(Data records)
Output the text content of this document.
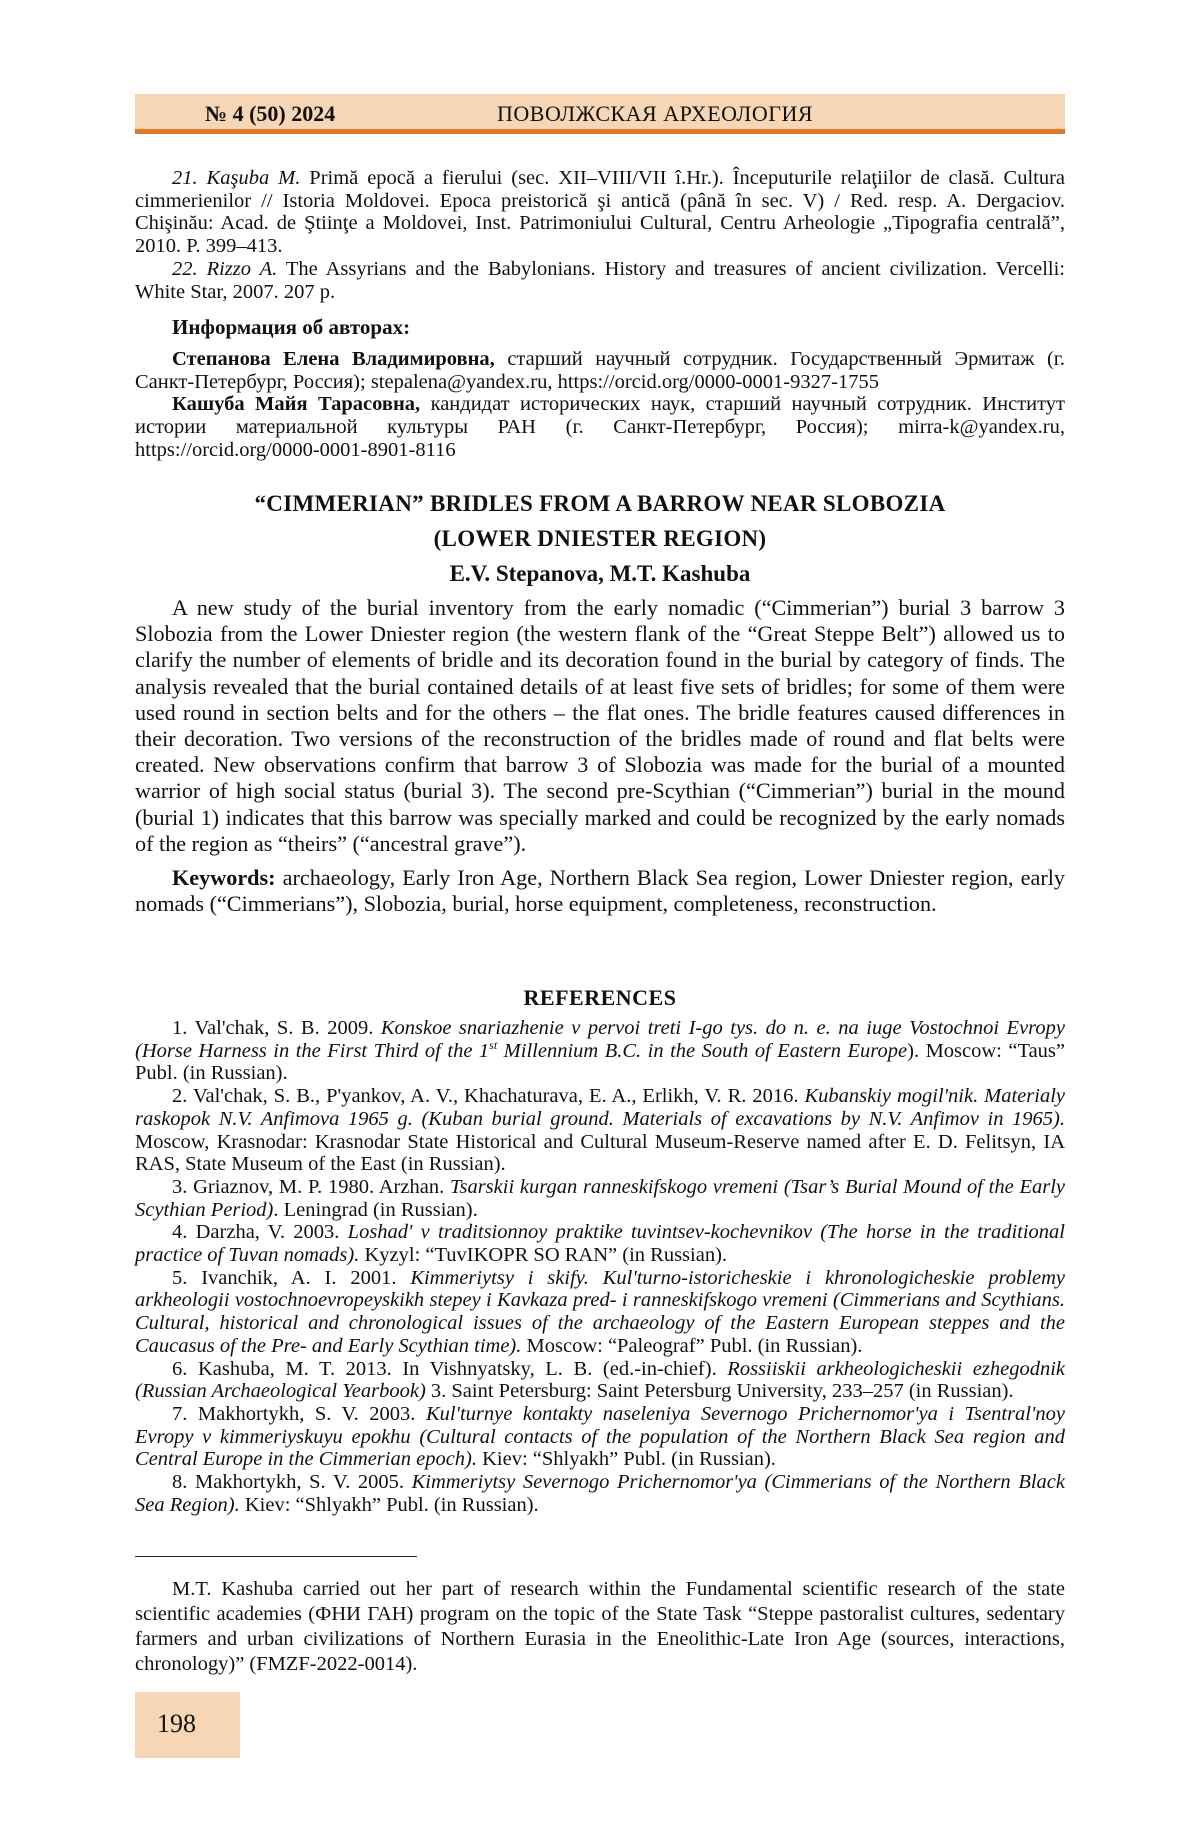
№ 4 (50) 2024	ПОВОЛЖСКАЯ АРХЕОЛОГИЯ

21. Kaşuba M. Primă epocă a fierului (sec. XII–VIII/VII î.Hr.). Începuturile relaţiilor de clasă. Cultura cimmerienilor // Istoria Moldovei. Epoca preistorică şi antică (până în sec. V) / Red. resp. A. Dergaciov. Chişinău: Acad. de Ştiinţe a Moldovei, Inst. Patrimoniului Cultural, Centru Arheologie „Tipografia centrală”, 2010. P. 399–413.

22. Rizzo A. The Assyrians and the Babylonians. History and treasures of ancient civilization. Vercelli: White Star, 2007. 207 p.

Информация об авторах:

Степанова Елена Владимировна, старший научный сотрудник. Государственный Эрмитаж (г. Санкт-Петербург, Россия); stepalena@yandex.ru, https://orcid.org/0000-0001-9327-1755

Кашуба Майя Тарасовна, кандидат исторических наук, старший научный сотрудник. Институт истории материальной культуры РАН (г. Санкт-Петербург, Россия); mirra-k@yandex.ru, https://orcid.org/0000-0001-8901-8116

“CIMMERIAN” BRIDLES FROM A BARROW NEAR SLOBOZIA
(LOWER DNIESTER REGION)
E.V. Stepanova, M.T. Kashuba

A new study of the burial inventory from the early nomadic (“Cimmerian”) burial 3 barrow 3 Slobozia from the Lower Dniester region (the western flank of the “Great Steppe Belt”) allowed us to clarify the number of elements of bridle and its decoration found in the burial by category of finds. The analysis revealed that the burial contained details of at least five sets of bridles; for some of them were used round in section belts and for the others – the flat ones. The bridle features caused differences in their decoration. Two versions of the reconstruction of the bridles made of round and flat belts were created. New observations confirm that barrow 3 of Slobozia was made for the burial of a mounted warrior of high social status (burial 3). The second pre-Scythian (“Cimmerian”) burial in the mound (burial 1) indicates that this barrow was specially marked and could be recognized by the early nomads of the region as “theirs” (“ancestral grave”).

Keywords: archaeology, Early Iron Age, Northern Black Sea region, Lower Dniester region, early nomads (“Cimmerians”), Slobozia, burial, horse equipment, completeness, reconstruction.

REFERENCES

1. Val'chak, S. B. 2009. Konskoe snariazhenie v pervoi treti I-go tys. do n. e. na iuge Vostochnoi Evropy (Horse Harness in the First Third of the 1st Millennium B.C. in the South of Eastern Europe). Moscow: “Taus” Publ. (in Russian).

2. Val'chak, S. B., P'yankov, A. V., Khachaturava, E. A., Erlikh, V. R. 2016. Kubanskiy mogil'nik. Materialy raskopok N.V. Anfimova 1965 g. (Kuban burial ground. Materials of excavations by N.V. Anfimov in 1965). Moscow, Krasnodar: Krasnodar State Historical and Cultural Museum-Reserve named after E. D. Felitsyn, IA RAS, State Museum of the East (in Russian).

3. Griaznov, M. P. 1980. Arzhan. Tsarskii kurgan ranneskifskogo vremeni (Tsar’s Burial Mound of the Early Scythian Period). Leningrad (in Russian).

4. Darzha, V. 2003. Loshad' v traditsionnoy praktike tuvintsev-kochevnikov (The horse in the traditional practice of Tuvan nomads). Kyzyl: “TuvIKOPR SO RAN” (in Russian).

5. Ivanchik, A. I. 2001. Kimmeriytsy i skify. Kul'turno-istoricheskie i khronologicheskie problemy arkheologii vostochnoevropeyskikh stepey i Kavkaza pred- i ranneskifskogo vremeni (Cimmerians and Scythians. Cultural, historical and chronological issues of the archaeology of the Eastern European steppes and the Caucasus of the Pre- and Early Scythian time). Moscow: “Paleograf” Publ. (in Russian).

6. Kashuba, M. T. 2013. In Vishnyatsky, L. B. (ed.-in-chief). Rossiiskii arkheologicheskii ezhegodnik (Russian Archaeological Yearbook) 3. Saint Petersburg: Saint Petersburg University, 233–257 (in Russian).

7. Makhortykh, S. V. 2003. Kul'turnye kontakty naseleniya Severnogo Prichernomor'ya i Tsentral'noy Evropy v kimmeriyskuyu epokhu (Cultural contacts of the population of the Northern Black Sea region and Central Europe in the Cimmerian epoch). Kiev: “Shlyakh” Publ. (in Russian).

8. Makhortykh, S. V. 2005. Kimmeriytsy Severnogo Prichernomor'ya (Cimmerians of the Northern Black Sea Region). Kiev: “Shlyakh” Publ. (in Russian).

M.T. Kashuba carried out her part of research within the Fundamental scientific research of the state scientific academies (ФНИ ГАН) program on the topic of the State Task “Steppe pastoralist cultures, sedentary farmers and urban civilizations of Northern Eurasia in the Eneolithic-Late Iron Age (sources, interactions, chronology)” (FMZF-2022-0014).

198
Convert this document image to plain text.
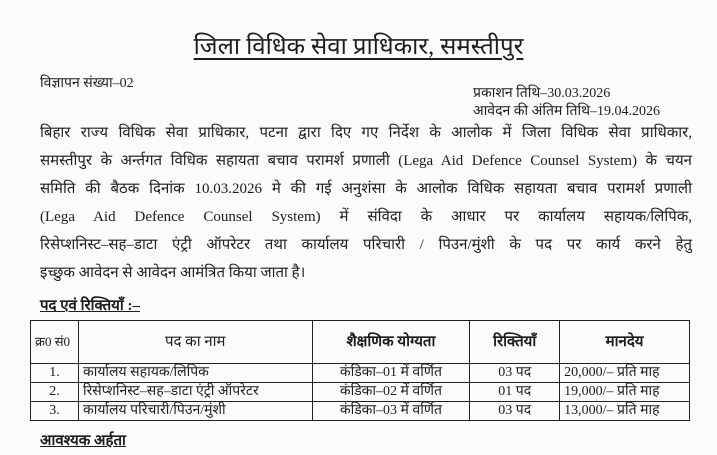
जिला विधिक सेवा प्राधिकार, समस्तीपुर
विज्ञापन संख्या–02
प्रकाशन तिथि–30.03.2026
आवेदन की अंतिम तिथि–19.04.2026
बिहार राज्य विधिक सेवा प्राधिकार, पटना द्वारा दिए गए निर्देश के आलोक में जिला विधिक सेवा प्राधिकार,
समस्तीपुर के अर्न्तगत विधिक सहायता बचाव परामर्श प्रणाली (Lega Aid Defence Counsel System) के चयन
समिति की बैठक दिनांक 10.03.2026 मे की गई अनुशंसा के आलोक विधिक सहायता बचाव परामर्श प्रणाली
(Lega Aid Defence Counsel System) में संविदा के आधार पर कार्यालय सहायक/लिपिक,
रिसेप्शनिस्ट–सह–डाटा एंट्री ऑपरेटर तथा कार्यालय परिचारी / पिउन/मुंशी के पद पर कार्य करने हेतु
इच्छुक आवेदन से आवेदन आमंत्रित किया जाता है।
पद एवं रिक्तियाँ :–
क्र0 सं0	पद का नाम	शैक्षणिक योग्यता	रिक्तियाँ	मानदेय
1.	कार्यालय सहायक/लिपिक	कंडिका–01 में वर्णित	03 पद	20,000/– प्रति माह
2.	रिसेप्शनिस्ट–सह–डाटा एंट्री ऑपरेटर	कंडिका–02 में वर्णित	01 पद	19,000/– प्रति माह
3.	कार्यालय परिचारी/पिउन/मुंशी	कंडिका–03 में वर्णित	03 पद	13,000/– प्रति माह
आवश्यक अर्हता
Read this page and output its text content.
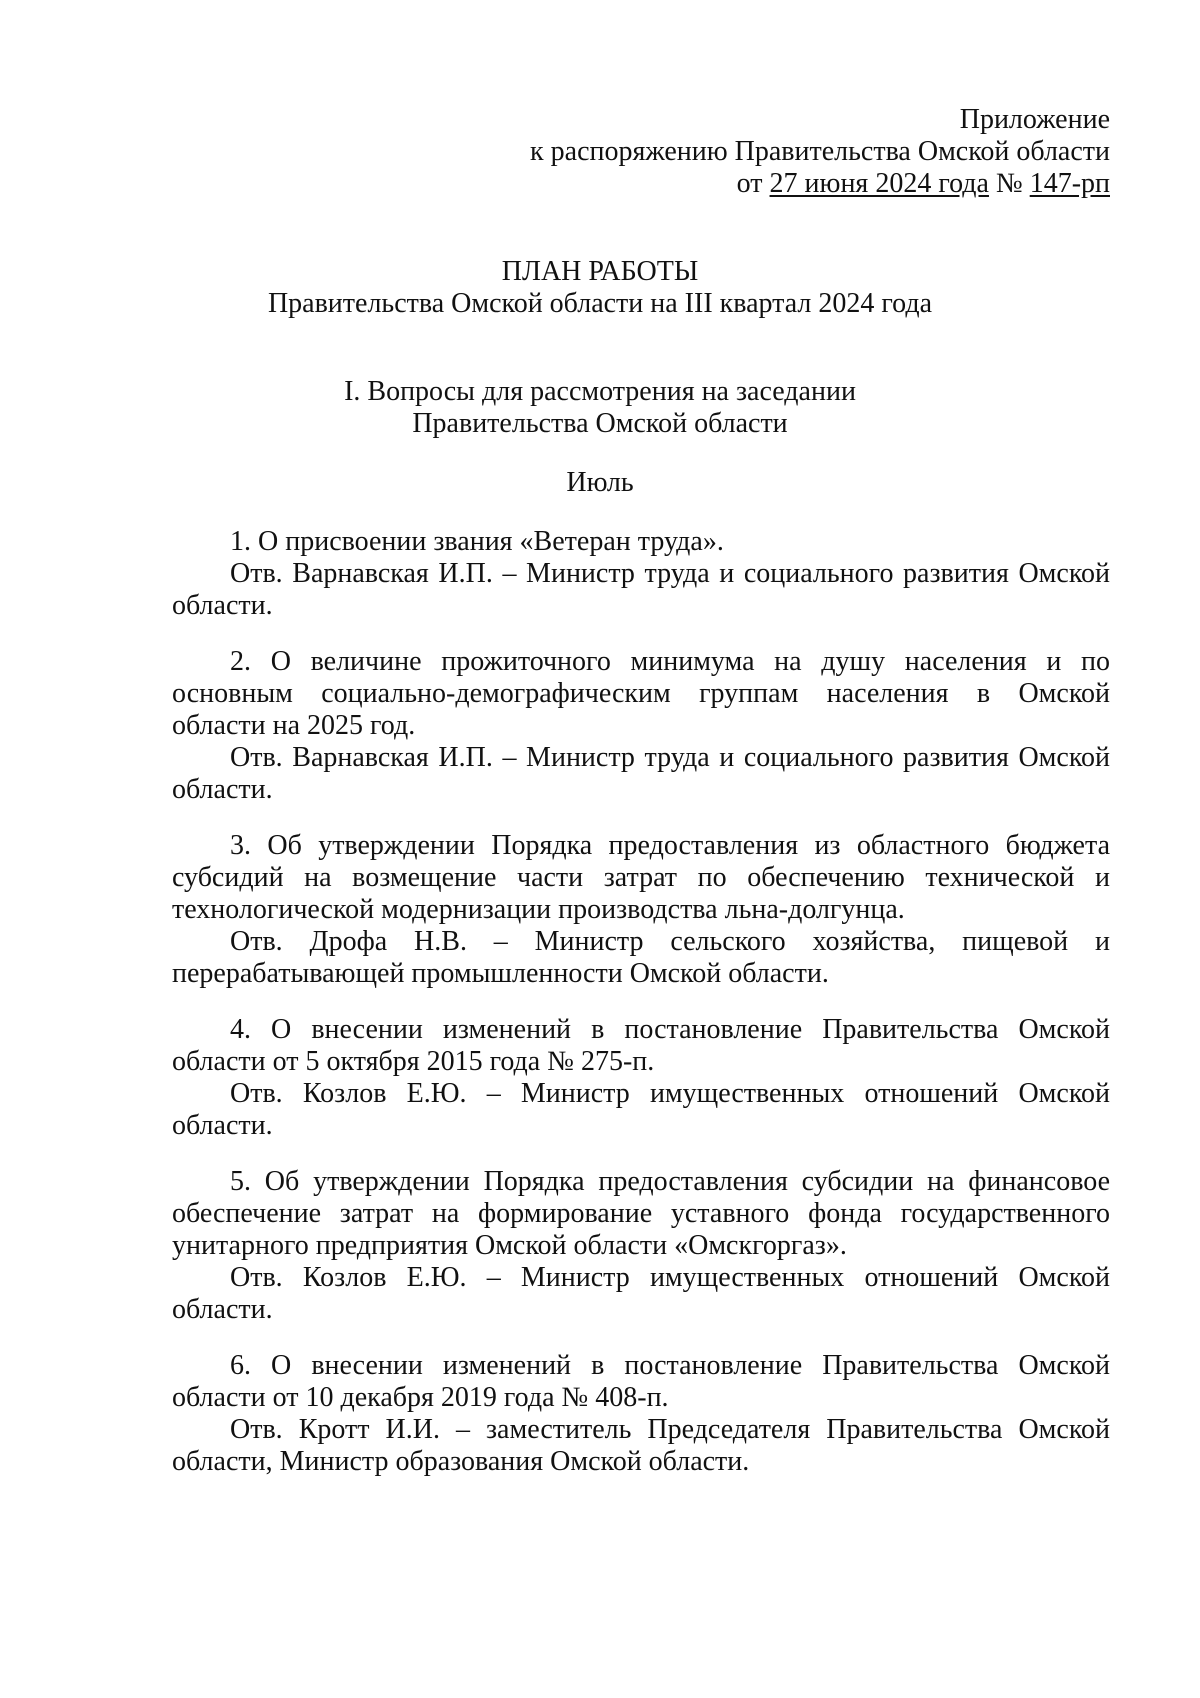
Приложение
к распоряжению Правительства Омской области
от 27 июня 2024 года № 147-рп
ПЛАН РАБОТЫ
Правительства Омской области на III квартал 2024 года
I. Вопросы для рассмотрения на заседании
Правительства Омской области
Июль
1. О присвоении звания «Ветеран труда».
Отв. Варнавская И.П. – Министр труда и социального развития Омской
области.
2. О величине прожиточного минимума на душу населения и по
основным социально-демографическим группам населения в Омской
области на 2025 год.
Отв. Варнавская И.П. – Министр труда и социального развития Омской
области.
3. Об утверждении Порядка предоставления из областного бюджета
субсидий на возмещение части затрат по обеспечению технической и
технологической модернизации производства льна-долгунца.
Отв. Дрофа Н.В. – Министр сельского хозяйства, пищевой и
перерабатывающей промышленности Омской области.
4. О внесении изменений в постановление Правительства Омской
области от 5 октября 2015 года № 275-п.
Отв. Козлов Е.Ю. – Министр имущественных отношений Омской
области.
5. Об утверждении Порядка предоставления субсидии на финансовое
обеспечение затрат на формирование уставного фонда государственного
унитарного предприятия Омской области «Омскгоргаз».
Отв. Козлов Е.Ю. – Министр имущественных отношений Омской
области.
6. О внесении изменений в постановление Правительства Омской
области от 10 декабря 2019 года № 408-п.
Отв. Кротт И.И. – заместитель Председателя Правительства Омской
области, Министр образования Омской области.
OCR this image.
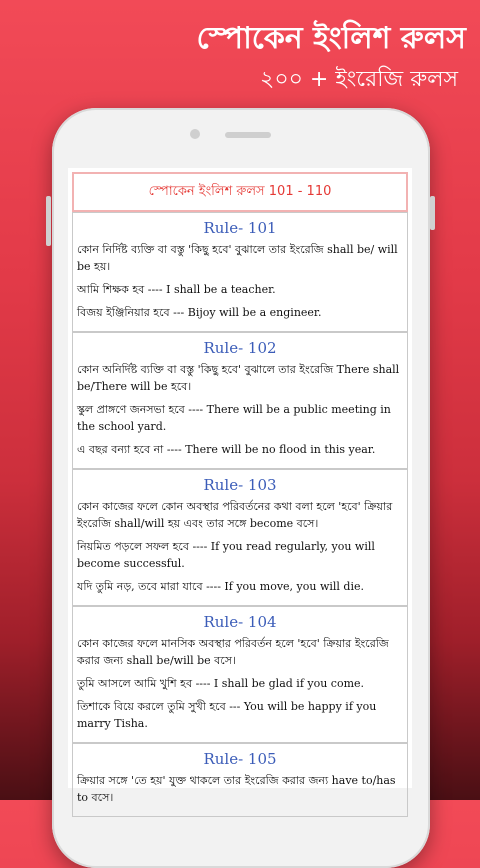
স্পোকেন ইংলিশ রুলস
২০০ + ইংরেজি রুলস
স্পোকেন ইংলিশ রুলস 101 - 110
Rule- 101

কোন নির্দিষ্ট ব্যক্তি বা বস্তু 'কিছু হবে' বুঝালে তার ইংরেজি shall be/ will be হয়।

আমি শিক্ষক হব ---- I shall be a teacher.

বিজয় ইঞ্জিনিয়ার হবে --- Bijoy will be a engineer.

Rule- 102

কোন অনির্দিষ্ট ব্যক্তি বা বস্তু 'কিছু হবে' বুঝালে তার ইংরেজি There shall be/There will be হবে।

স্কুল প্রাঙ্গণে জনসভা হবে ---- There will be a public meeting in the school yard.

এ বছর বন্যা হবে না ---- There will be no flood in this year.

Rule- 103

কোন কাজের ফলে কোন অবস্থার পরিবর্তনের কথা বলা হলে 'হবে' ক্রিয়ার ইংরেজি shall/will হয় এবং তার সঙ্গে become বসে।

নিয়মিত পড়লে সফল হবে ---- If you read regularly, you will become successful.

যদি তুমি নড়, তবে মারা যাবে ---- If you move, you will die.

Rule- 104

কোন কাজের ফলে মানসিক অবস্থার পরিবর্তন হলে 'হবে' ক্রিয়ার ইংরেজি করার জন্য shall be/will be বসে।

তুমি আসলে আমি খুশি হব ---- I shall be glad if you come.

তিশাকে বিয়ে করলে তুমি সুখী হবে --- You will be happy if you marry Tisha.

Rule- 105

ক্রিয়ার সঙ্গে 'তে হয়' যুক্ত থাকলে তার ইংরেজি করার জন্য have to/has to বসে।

**What you should do**
Copy out each line of the data where the string "постановление" appears.

**Expected answer**
4. О внесении изменений в постановление Правительства Омской
6. О внесении изменений в постановление Правительства Омской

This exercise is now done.